■ Short task ■
Exclude the pictures; give every entry again exactly as written.

■ Data rows ■
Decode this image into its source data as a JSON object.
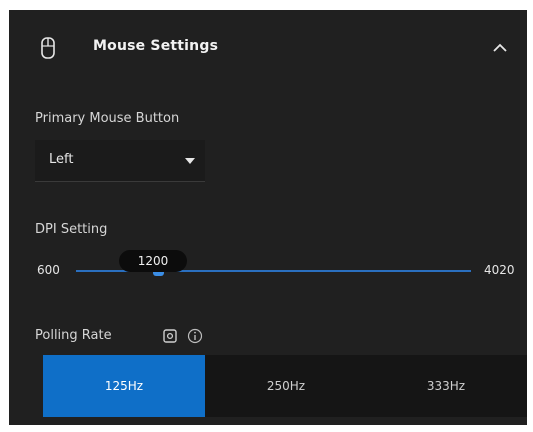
{
  "panel": {
    "title": "Mouse Settings",
    "icons": {
      "mouse": "mouse-icon",
      "collapse": "chevron-up-icon"
    }
  },
  "primary_button": {
    "label": "Primary Mouse Button",
    "selected": "Left",
    "icon": "chevron-down-icon"
  },
  "dpi": {
    "label": "DPI Setting",
    "min": "600",
    "max": "4020",
    "value": "1200",
    "value_number": 1200
  },
  "polling": {
    "label": "Polling Rate",
    "icons": [
      "settings-icon",
      "info-icon"
    ],
    "options": [
      "125Hz",
      "250Hz",
      "333Hz"
    ],
    "selected_index": 0
  },
  "colors": {
    "panel_bg": "#202020",
    "accent": "#0f6fc8",
    "track": "#2a6fbf"
  }
}
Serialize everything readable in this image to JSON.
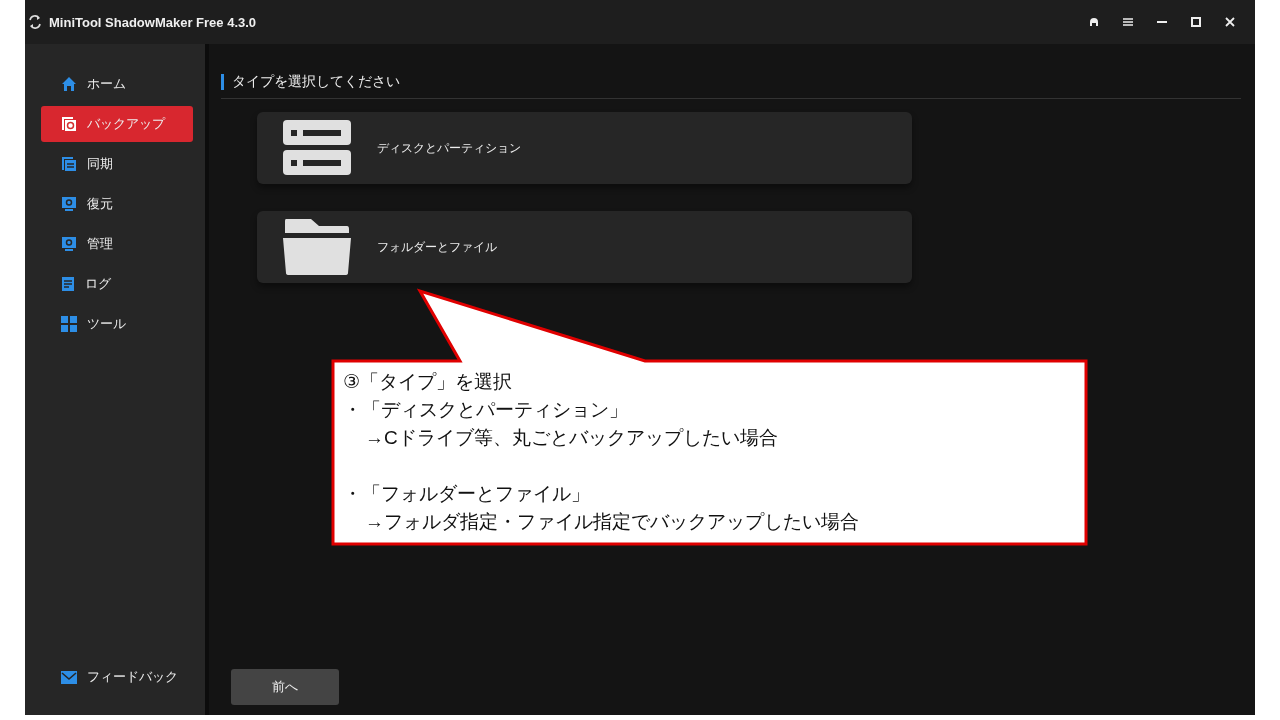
{
  "window": {
    "title": "MiniTool ShadowMaker Free 4.3.0"
  },
  "sidebar": {
    "items": [
      {
        "label": "ホーム",
        "selected": false
      },
      {
        "label": "バックアップ",
        "selected": true
      },
      {
        "label": "同期",
        "selected": false
      },
      {
        "label": "復元",
        "selected": false
      },
      {
        "label": "管理",
        "selected": false
      },
      {
        "label": "ログ",
        "selected": false
      },
      {
        "label": "ツール",
        "selected": false
      }
    ],
    "footer": {
      "label": "フィードバック"
    }
  },
  "main": {
    "heading": "タイプを選択してください",
    "options": [
      {
        "label": "ディスクとパーティション"
      },
      {
        "label": "フォルダーとファイル"
      }
    ],
    "back_button": "前へ"
  },
  "callout": {
    "title": "③「タイプ」を選択",
    "groups": [
      {
        "bullet": "・「ディスクとパーティション」",
        "detail": "→Cドライブ等、丸ごとバックアップしたい場合"
      },
      {
        "bullet": "・「フォルダーとファイル」",
        "detail": "→フォルダ指定・ファイル指定でバックアップしたい場合"
      }
    ]
  }
}
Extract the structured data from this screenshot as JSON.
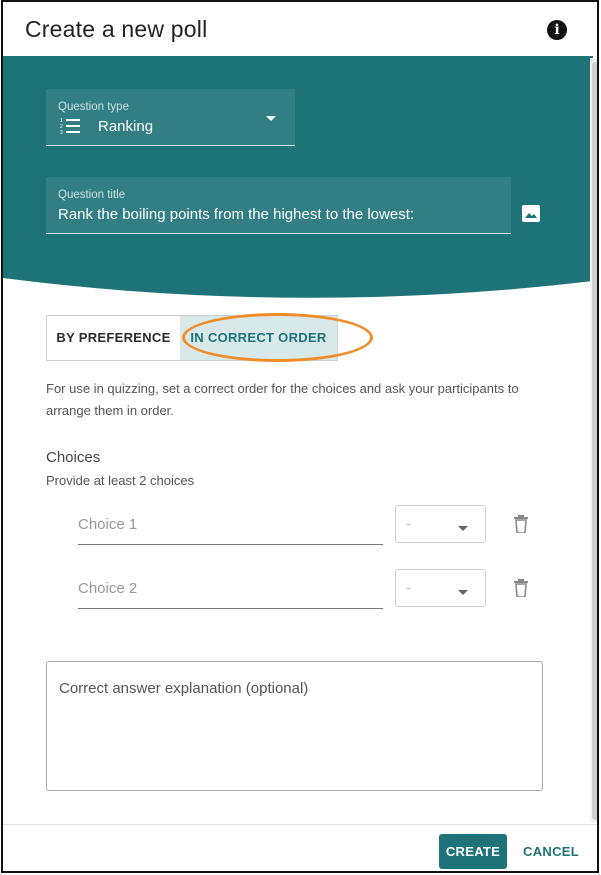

■ Finished answer ■
Decode this image into its source data as a JSON object.
{
  "panel": {
    "title": "Mouse Settings",
    "icons": {
      "mouse": "mouse-icon",
      "collapse": "chevron-up-icon"
    }
  },
  "primary_button": {
    "label": "Primary Mouse Button",
    "selected": "Left",
    "icon": "chevron-down-icon"
  },
  "dpi": {
    "label": "DPI Setting",
    "min": "600",
    "max": "4020",
    "value": "1200",
    "value_number": 1200
  },
  "polling": {
    "label": "Polling Rate",
    "icons": [
      "settings-icon",
      "info-icon"
    ],
    "options": [
      "125Hz",
      "250Hz",
      "333Hz"
    ],
    "selected_index": 0
  },
  "colors": {
    "panel_bg": "#202020",
    "accent": "#0f6fc8",
    "track": "#2a6fbf"
  }
}
Serialize everything readable in this image to JSON.
{
  "window": {
    "title": "MiniTool ShadowMaker Free 4.3.0"
  },
  "sidebar": {
    "items": [
      {
        "label": "ホーム",
        "selected": false
      },
      {
        "label": "バックアップ",
        "selected": true
      },
      {
        "label": "同期",
        "selected": false
      },
      {
        "label": "復元",
        "selected": false
      },
      {
        "label": "管理",
        "selected": false
      },
      {
        "label": "ログ",
        "selected": false
      },
      {
        "label": "ツール",
        "selected": false
      }
    ],
    "footer": {
      "label": "フィードバック"
    }
  },
  "main": {
    "heading": "タイプを選択してください",
    "options": [
      {
        "label": "ディスクとパーティション"
      },
      {
        "label": "フォルダーとファイル"
      }
    ],
    "back_button": "前へ"
  },
  "callout": {
    "title": "③「タイプ」を選択",
    "groups": [
      {
        "bullet": "・「ディスクとパーティション」",
        "detail": "→Cドライブ等、丸ごとバックアップしたい場合"
      },
      {
        "bullet": "・「フォルダーとファイル」",
        "detail": "→フォルダ指定・ファイル指定でバックアップしたい場合"
      }
    ]
  }
}
Extract the structured data from this screenshot as JSON.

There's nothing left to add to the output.